+++ INPUT ROWS +++
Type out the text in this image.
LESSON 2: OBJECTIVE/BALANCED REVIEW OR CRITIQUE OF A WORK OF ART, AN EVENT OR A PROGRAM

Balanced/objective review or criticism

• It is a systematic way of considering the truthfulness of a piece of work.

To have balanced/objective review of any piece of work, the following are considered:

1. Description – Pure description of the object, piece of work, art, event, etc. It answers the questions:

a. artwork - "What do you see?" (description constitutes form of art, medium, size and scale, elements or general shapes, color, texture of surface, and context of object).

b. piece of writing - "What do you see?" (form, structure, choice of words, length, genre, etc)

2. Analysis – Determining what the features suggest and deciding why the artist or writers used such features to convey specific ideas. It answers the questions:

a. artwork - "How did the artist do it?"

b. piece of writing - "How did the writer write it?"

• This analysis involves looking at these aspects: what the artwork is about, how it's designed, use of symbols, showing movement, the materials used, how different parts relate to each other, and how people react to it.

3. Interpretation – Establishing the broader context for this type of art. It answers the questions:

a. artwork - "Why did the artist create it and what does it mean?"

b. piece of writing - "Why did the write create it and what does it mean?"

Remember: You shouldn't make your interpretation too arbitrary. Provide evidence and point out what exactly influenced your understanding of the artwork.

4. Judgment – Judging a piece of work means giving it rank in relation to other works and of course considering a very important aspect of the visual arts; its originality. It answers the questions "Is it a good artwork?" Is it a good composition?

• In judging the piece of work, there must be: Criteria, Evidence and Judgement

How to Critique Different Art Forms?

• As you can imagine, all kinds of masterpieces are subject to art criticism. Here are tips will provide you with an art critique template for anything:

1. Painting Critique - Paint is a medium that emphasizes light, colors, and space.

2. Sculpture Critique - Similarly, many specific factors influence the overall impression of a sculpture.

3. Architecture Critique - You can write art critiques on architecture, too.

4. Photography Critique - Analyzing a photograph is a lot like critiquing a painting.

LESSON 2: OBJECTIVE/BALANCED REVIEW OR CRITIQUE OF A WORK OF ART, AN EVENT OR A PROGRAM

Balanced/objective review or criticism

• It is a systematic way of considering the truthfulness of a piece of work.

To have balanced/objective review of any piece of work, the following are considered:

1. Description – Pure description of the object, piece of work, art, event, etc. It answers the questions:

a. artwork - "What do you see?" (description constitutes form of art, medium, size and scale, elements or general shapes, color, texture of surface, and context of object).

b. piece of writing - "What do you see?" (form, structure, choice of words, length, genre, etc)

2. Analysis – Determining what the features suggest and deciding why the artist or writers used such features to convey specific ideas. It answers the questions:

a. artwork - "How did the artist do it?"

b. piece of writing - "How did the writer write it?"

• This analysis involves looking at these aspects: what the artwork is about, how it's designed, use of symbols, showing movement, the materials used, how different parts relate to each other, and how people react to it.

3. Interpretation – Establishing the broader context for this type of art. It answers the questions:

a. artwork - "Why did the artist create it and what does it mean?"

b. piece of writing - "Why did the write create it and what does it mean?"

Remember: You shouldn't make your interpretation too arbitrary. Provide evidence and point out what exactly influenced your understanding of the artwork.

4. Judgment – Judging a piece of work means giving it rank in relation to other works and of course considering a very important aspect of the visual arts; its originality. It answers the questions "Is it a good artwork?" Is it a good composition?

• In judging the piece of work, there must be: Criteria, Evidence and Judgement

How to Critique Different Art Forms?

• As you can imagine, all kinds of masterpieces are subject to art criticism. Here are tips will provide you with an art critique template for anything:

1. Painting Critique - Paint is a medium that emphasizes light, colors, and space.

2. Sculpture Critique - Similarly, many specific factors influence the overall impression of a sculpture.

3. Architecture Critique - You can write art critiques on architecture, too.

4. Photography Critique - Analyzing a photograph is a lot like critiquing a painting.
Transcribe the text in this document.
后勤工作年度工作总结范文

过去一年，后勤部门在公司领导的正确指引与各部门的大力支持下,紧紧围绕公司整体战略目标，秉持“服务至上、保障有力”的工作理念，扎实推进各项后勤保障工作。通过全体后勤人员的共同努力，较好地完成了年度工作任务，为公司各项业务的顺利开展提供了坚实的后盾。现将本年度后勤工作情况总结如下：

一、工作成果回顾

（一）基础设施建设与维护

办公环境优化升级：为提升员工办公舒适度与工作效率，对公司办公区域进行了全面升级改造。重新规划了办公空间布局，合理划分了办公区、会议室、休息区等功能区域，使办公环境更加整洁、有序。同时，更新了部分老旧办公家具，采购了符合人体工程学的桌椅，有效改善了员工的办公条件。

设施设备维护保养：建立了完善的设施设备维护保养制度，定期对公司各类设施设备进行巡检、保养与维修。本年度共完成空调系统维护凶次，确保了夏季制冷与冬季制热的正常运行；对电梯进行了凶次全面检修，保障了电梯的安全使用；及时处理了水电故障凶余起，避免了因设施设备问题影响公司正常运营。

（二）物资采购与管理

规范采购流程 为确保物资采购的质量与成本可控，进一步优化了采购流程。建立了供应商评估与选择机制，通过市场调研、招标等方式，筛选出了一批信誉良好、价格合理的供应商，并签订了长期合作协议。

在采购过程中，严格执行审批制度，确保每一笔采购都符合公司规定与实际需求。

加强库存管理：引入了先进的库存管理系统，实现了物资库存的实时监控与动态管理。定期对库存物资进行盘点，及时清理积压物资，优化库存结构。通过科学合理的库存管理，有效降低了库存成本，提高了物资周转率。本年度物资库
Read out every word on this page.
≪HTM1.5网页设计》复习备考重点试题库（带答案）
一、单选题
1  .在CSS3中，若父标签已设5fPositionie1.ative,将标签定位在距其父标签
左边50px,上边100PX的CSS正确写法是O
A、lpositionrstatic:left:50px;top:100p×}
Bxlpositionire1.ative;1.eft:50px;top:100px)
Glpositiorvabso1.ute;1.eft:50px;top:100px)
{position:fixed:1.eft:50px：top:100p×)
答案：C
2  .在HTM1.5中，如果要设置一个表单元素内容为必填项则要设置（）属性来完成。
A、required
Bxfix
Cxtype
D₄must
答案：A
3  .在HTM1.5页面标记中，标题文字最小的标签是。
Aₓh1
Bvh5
+++
*WHAT TO DO*. From the line with "Transcribe the text in this document." to the last line of the material, give every line again exactly, and only those lines.

*EXERCISE SOLUTION*.
Transcribe the text in this document.
后勤工作年度工作总结范文

过去一年，后勤部门在公司领导的正确指引与各部门的大力支持下,紧紧围绕公司整体战略目标，秉持“服务至上、保障有力”的工作理念，扎实推进各项后勤保障工作。通过全体后勤人员的共同努力，较好地完成了年度工作任务，为公司各项业务的顺利开展提供了坚实的后盾。现将本年度后勤工作情况总结如下：

一、工作成果回顾

（一）基础设施建设与维护

办公环境优化升级：为提升员工办公舒适度与工作效率，对公司办公区域进行了全面升级改造。重新规划了办公空间布局，合理划分了办公区、会议室、休息区等功能区域，使办公环境更加整洁、有序。同时，更新了部分老旧办公家具，采购了符合人体工程学的桌椅，有效改善了员工的办公条件。

设施设备维护保养：建立了完善的设施设备维护保养制度，定期对公司各类设施设备进行巡检、保养与维修。本年度共完成空调系统维护凶次，确保了夏季制冷与冬季制热的正常运行；对电梯进行了凶次全面检修，保障了电梯的安全使用；及时处理了水电故障凶余起，避免了因设施设备问题影响公司正常运营。

（二）物资采购与管理

规范采购流程 为确保物资采购的质量与成本可控，进一步优化了采购流程。建立了供应商评估与选择机制，通过市场调研、招标等方式，筛选出了一批信誉良好、价格合理的供应商，并签订了长期合作协议。

在采购过程中，严格执行审批制度，确保每一笔采购都符合公司规定与实际需求。

加强库存管理：引入了先进的库存管理系统，实现了物资库存的实时监控与动态管理。定期对库存物资进行盘点，及时清理积压物资，优化库存结构。通过科学合理的库存管理，有效降低了库存成本，提高了物资周转率。本年度物资库
Read out every word on this page.
≪HTM1.5网页设计》复习备考重点试题库（带答案）
一、单选题
1  .在CSS3中，若父标签已设5fPositionie1.ative,将标签定位在距其父标签
左边50px,上边100PX的CSS正确写法是O
A、lpositionrstatic:left:50px;top:100p×}
Bxlpositionire1.ative;1.eft:50px;top:100px)
Glpositiorvabso1.ute;1.eft:50px;top:100px)
{position:fixed:1.eft:50px：top:100p×)
答案：C
2  .在HTM1.5中，如果要设置一个表单元素内容为必填项则要设置（）属性来完成。
A、required
Bxfix
Cxtype
D₄must
答案：A
3  .在HTM1.5页面标记中，标题文字最小的标签是。
Aₓh1
Bvh5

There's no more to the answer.